Select the lines that contain "Aで上下する" and copy each of them.
──────── Information supplied
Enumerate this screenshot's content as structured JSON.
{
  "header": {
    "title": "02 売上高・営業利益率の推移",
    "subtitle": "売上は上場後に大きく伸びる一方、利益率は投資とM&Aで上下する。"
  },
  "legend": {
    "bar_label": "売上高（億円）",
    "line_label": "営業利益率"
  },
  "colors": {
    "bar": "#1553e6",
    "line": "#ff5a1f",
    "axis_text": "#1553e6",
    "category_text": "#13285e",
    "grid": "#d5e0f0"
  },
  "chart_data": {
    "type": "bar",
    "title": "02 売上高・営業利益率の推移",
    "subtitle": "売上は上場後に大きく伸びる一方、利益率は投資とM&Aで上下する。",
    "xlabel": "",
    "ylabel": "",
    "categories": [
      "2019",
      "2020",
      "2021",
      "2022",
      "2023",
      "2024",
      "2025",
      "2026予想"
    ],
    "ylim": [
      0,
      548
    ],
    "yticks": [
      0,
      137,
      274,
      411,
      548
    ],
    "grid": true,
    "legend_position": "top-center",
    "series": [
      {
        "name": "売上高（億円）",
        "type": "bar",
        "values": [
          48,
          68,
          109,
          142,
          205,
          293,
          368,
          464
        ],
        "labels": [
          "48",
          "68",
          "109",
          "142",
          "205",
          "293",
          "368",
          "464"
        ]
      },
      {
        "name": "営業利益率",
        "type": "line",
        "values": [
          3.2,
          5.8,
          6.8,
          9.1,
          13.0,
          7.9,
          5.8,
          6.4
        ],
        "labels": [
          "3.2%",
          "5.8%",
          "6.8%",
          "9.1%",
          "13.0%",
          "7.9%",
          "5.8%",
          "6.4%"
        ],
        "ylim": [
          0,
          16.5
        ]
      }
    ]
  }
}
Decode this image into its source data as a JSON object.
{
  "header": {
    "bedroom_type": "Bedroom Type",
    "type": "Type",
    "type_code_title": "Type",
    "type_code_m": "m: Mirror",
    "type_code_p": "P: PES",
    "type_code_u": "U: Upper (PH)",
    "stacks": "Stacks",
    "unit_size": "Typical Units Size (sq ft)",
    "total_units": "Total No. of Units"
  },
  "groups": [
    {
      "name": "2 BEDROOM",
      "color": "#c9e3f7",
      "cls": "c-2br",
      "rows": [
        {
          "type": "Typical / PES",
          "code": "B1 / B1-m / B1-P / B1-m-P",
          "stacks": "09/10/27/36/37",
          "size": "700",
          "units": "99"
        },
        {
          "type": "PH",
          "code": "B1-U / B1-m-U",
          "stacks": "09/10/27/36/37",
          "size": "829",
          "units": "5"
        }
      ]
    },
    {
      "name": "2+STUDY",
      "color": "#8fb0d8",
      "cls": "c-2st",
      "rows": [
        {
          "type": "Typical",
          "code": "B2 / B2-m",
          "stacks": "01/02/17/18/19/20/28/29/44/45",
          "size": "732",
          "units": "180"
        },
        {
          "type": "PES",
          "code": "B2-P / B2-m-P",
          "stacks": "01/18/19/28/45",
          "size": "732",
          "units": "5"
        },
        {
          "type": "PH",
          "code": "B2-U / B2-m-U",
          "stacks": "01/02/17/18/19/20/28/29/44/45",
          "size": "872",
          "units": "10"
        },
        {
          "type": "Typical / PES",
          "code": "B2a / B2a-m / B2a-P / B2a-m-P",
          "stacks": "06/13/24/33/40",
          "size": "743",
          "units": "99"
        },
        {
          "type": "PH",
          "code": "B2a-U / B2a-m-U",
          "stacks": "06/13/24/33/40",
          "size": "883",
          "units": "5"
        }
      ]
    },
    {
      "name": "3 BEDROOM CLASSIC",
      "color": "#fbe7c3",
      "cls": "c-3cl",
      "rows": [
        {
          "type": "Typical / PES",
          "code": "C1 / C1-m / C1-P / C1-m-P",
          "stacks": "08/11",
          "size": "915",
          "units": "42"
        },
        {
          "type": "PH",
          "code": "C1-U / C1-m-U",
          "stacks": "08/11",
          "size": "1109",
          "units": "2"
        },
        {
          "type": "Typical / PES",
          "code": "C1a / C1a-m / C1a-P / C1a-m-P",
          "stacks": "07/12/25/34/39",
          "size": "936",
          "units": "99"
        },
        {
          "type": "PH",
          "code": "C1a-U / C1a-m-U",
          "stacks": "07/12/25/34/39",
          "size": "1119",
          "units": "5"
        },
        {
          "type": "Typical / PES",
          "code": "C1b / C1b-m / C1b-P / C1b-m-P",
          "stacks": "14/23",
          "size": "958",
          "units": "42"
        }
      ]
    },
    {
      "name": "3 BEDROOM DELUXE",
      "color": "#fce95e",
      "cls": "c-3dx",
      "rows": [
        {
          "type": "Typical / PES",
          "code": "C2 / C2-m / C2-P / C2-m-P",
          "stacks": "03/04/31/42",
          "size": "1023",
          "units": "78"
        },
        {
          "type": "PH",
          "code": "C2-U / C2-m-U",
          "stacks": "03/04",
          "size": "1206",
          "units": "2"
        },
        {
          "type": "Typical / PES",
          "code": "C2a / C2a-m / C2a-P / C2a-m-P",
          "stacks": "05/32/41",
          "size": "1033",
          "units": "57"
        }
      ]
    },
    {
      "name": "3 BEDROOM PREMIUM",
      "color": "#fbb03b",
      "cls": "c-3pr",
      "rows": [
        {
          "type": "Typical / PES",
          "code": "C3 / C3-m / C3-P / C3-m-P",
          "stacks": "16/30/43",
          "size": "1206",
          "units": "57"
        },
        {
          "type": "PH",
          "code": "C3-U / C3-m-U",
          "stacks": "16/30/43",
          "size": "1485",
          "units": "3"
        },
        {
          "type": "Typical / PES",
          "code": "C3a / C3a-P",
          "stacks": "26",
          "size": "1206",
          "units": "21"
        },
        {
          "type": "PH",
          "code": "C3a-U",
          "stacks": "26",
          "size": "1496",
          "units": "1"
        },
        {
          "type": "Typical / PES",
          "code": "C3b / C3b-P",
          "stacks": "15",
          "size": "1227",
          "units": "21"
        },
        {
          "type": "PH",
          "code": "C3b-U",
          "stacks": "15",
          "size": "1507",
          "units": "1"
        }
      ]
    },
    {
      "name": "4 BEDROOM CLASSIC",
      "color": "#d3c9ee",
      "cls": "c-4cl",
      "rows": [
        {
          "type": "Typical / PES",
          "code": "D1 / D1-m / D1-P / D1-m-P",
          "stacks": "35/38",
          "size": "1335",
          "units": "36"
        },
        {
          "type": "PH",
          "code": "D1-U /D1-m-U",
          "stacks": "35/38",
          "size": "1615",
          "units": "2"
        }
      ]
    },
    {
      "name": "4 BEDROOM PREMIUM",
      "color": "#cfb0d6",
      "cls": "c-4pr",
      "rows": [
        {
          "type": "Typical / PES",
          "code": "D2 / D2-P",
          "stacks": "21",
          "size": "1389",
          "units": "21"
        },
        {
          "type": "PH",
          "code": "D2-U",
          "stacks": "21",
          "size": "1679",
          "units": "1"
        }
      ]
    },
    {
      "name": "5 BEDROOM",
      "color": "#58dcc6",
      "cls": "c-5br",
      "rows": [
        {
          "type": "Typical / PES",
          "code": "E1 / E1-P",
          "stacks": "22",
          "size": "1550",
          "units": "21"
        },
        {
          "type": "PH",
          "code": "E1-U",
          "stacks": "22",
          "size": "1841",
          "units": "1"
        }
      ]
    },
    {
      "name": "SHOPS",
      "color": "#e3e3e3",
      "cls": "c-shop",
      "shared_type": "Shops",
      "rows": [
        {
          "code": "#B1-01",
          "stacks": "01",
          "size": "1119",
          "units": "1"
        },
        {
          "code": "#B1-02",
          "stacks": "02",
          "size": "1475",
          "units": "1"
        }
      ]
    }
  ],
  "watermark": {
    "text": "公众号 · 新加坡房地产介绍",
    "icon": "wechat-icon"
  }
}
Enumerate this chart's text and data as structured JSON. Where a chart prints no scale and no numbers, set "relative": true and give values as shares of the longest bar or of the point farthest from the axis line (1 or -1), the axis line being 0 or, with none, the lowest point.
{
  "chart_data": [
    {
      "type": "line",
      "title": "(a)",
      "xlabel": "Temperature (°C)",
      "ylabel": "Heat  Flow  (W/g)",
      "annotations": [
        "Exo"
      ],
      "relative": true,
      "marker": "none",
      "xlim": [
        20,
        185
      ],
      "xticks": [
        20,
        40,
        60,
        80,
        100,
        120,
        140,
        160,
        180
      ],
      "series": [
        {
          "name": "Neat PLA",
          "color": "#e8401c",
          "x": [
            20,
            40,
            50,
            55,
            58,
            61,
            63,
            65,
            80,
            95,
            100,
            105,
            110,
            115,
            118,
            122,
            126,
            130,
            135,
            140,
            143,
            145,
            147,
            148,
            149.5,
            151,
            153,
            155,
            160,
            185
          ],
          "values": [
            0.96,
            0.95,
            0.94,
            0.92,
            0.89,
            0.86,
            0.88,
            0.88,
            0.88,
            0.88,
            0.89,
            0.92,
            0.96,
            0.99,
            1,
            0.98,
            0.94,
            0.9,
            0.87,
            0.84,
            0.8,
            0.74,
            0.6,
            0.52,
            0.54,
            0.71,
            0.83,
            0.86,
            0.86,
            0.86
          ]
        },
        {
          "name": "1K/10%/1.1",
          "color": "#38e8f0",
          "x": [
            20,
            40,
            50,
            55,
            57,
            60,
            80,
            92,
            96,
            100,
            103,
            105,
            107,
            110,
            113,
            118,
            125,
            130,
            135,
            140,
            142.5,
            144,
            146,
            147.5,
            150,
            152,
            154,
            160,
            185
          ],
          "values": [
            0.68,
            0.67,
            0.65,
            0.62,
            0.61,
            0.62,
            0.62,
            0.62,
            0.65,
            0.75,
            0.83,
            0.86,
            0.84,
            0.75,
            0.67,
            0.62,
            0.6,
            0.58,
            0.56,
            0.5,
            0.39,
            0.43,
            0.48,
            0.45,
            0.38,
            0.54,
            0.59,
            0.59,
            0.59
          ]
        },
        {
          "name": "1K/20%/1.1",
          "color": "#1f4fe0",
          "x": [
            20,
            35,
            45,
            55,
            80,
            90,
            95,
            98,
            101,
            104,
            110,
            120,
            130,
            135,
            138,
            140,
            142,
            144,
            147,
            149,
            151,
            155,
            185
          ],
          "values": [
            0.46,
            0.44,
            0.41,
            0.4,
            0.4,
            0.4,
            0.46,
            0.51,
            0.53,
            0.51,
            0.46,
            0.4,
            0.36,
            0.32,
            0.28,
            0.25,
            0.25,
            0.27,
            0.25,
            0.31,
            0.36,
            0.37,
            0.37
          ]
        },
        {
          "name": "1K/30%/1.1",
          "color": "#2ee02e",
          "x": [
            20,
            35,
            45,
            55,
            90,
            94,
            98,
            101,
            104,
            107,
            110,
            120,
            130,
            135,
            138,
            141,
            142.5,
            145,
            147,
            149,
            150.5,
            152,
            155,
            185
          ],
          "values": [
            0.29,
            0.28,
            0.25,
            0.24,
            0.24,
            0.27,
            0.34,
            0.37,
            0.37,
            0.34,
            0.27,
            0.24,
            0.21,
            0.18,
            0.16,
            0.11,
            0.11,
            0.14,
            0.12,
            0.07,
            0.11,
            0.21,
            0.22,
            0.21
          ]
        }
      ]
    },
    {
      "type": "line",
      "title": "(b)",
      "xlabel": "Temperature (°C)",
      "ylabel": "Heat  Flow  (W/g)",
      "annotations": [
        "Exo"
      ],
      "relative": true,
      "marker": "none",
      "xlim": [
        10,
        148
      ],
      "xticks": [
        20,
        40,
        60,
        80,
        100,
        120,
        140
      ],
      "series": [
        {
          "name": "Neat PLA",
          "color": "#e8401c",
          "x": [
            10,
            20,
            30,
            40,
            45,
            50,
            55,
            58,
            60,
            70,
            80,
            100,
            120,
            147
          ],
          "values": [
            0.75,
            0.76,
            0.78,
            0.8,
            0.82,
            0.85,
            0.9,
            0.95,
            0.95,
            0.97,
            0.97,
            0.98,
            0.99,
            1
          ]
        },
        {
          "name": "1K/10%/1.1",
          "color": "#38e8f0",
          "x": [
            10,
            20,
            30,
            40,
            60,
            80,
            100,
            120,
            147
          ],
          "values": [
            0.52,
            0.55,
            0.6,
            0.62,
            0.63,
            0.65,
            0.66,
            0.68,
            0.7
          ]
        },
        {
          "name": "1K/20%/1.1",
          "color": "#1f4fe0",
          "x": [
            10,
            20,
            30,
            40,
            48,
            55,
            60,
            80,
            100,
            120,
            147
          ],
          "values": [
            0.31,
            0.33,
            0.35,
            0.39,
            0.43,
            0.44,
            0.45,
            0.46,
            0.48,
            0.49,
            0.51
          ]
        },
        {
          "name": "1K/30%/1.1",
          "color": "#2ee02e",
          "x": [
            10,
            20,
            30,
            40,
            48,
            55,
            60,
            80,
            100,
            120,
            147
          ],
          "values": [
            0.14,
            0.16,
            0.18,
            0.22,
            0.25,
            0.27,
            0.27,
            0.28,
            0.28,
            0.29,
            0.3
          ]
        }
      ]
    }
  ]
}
────────────────
▶ **Answer in full**:
    "subtitle": "売上は上場後に大きく伸びる一方、利益率は投資とM&Aで上下する。"
    "subtitle": "売上は上場後に大きく伸びる一方、利益率は投資とM&Aで上下する。",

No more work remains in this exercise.